**Work to do**
Say how many lines contain "CONSIGNEE", using only the number.

**Recorded data**
■ ■ ■ ■

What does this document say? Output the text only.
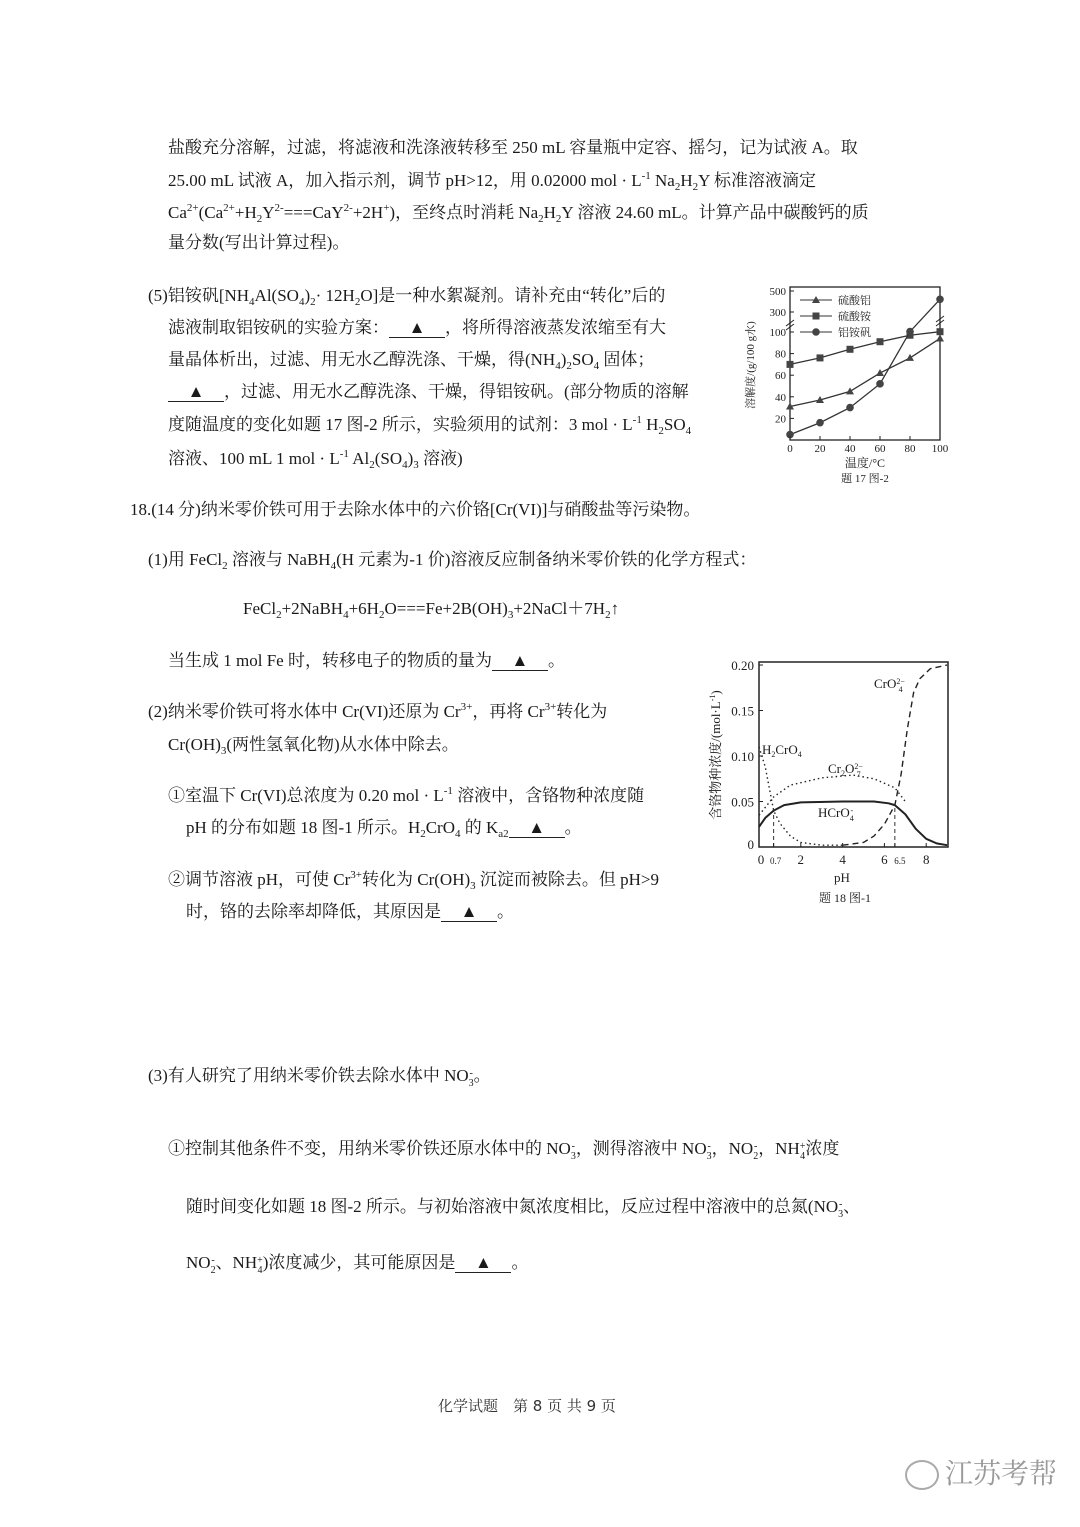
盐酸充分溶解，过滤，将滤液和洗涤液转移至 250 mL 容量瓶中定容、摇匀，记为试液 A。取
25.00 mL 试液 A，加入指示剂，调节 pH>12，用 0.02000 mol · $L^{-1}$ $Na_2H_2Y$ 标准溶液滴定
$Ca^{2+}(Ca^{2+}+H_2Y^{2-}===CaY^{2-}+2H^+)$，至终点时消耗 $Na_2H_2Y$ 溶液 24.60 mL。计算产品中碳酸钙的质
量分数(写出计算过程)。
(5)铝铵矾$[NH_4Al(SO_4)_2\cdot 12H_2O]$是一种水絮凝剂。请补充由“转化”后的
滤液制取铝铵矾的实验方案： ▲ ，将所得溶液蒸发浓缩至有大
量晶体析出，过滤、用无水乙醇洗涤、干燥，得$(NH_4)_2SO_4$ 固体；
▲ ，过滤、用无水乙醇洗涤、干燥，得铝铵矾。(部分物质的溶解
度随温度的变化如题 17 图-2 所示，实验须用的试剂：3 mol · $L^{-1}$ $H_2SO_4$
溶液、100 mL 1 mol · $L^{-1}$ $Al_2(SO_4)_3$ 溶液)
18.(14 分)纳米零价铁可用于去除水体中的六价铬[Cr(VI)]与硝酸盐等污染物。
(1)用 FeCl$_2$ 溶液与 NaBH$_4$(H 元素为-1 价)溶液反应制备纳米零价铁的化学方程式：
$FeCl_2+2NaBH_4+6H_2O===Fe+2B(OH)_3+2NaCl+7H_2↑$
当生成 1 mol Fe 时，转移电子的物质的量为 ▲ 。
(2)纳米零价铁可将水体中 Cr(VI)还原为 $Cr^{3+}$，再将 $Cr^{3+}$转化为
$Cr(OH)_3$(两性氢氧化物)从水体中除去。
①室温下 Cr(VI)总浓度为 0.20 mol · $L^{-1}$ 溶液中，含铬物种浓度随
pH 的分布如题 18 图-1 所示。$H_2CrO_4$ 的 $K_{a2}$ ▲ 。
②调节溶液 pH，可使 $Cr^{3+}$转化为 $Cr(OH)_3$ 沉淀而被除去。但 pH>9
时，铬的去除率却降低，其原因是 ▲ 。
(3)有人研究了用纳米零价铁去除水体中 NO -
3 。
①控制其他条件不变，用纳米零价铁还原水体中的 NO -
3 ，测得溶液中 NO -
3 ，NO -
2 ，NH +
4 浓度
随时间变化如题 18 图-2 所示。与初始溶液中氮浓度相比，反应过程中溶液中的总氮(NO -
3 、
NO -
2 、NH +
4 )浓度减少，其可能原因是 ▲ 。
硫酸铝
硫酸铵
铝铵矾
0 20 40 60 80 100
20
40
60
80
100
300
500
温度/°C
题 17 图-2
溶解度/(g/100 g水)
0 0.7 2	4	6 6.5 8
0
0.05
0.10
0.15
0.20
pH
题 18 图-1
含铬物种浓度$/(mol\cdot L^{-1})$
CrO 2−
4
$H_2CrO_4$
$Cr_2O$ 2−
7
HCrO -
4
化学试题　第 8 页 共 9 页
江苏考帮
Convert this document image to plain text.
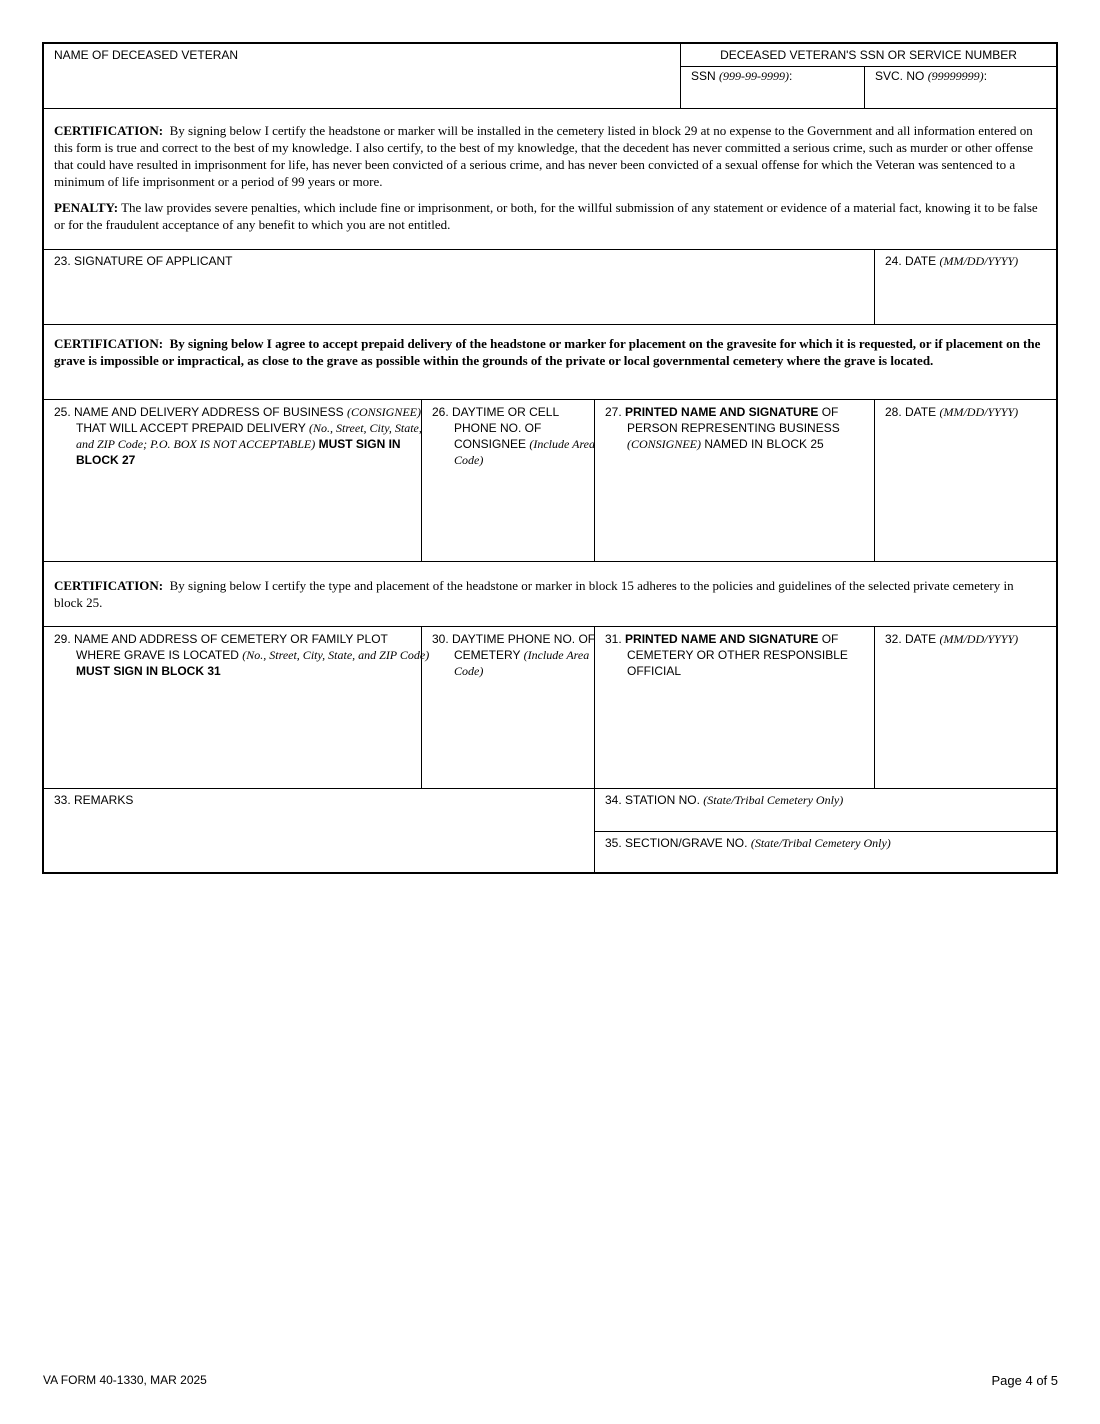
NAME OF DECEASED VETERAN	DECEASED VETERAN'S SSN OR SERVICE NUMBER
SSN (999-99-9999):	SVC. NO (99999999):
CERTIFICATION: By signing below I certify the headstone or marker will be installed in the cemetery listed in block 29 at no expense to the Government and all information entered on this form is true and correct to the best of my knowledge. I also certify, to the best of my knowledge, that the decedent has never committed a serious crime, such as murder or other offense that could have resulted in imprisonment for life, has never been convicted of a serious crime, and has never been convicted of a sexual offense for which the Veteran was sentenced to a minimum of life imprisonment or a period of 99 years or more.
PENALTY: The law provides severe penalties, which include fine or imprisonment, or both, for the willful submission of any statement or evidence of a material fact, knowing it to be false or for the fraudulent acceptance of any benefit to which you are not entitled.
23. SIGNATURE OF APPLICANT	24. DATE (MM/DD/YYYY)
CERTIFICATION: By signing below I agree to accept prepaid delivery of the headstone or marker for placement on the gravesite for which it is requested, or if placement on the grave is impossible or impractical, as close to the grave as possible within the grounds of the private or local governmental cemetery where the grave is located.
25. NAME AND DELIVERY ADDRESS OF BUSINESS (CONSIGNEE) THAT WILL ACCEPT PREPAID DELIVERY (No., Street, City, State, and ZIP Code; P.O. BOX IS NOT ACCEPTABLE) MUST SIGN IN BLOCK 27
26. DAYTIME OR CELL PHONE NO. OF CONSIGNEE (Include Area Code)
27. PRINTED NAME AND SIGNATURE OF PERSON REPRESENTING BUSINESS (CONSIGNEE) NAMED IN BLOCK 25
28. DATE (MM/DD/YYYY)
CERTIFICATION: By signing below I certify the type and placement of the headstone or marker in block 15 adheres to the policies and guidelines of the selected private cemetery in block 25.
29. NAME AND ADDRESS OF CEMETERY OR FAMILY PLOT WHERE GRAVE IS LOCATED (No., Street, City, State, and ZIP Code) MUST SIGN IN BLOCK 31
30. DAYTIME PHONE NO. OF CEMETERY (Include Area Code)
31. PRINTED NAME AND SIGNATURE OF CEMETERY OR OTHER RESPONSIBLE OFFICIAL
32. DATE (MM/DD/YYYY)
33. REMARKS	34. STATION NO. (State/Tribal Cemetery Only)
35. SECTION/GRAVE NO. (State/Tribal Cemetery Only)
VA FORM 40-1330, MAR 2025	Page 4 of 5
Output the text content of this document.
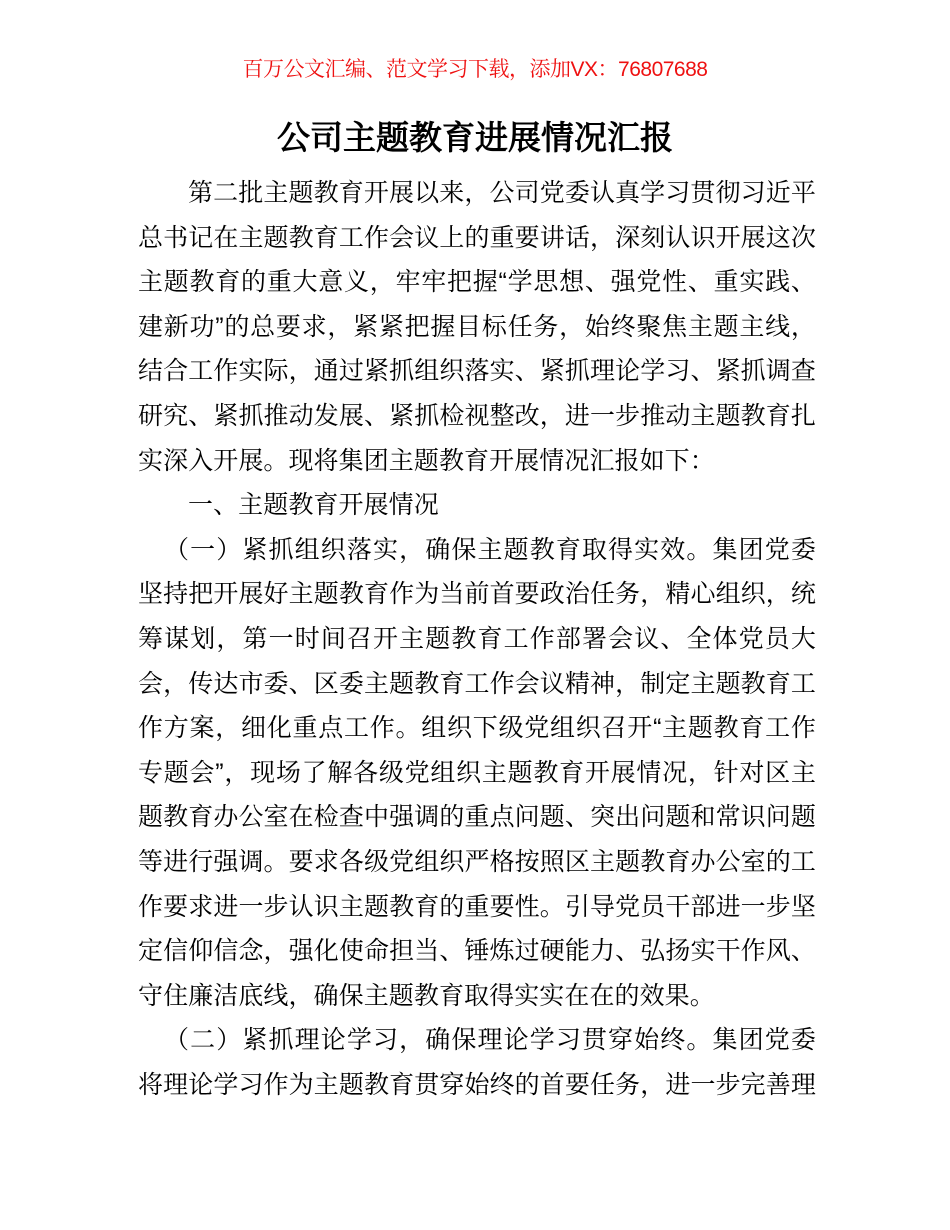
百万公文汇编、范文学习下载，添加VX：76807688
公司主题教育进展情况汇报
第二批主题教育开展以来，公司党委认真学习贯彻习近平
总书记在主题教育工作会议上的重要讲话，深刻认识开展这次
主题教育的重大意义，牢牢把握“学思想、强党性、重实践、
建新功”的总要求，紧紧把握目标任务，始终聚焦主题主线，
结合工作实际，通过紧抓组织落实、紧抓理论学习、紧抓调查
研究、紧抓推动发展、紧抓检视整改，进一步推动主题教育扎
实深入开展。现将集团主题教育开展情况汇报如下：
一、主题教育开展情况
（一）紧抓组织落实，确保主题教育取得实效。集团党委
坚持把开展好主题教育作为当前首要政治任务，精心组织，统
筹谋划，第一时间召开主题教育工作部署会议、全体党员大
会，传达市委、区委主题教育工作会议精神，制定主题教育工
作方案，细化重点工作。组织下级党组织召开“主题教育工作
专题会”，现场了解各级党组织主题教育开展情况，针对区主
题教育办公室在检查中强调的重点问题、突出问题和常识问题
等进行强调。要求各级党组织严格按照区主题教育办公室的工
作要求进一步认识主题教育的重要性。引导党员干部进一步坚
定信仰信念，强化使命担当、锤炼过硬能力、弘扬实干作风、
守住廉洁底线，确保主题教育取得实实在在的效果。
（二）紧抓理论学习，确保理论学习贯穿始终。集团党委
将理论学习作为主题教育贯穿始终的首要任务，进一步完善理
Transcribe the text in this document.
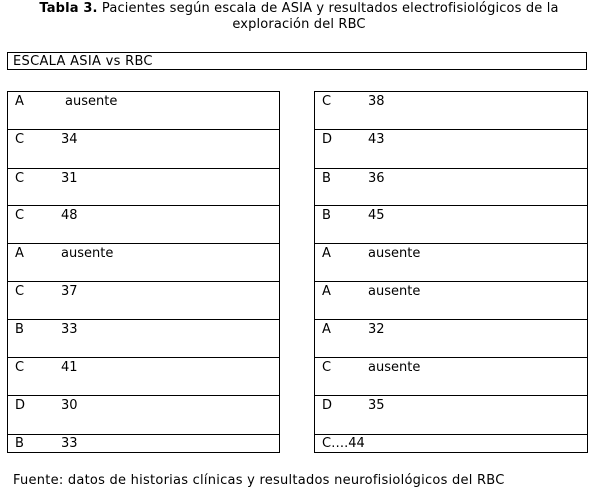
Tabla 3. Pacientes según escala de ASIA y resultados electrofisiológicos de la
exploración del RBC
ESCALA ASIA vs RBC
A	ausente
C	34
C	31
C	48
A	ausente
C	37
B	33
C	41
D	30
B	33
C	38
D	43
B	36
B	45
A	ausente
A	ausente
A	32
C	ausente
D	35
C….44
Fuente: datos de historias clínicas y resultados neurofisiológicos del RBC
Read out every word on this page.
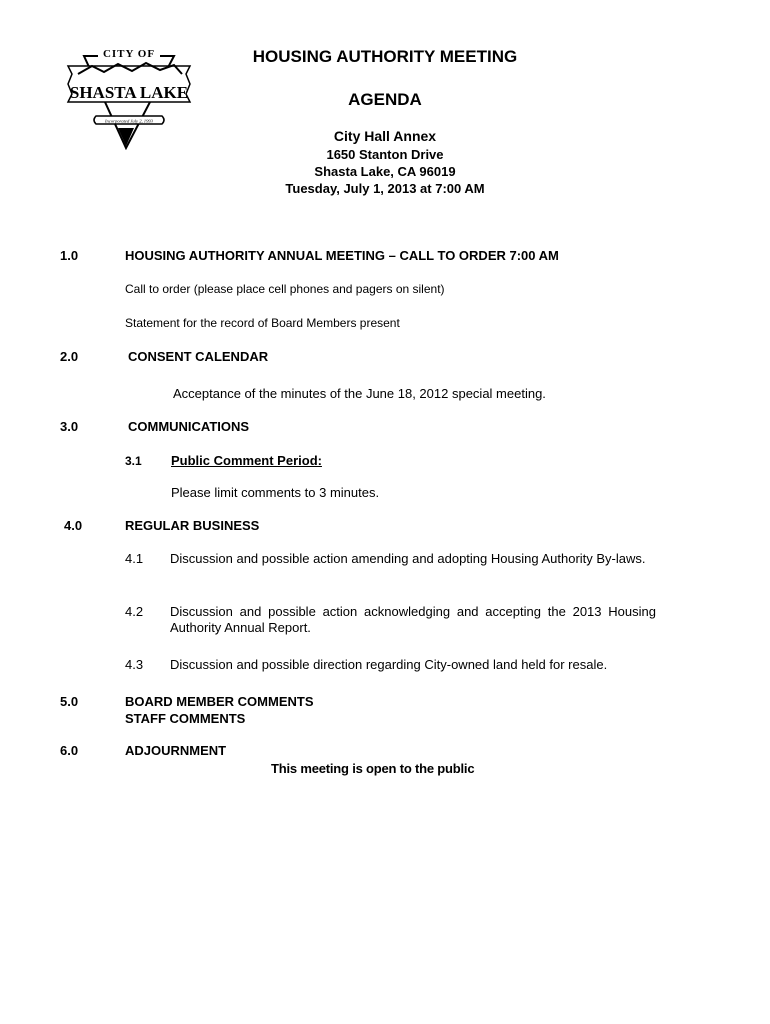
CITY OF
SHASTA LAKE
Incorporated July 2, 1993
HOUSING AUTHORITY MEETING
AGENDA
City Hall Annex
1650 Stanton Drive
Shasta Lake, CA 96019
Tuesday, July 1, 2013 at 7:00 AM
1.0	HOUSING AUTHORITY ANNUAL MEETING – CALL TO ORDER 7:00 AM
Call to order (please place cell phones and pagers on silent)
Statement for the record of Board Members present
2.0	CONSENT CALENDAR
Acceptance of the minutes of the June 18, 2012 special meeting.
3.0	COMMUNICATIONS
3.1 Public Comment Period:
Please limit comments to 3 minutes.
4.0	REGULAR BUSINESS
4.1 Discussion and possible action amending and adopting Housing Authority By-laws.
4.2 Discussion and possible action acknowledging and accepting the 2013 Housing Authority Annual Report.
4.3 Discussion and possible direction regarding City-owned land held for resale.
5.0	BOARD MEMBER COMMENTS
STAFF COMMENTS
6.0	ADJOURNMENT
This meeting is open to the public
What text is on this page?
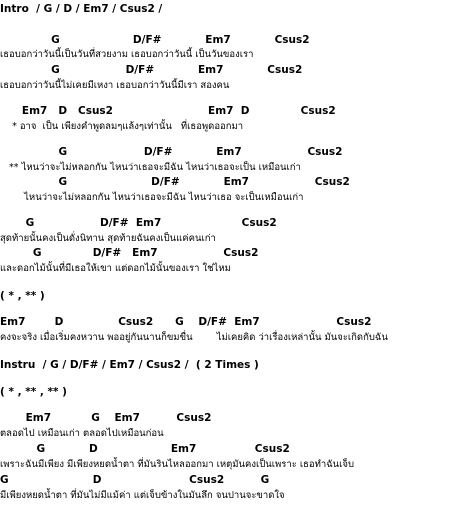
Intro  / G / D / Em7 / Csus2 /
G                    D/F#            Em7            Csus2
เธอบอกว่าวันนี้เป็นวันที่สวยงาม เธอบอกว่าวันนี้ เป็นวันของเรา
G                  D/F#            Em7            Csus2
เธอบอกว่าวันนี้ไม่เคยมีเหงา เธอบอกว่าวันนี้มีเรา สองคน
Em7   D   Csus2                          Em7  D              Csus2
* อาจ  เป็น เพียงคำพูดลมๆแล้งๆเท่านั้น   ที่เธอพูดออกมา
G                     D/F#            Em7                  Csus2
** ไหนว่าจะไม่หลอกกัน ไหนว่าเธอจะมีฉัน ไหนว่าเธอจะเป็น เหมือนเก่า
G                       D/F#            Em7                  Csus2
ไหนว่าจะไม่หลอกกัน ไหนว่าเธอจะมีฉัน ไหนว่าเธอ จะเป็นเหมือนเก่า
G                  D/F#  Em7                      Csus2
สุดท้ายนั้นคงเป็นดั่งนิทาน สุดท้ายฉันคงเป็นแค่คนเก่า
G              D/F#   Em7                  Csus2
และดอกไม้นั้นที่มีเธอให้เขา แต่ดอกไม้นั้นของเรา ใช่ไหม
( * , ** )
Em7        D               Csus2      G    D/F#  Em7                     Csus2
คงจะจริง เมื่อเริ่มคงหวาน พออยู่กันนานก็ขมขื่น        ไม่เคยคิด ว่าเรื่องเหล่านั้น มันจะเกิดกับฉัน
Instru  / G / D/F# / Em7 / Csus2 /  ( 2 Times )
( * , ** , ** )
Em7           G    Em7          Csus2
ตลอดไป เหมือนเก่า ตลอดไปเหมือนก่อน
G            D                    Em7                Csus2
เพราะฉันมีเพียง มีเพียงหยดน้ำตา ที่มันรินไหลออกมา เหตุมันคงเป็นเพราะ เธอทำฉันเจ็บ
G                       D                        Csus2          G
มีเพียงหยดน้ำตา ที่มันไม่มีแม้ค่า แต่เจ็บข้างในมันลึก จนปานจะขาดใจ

■ ■ ■ ■

**Response**
3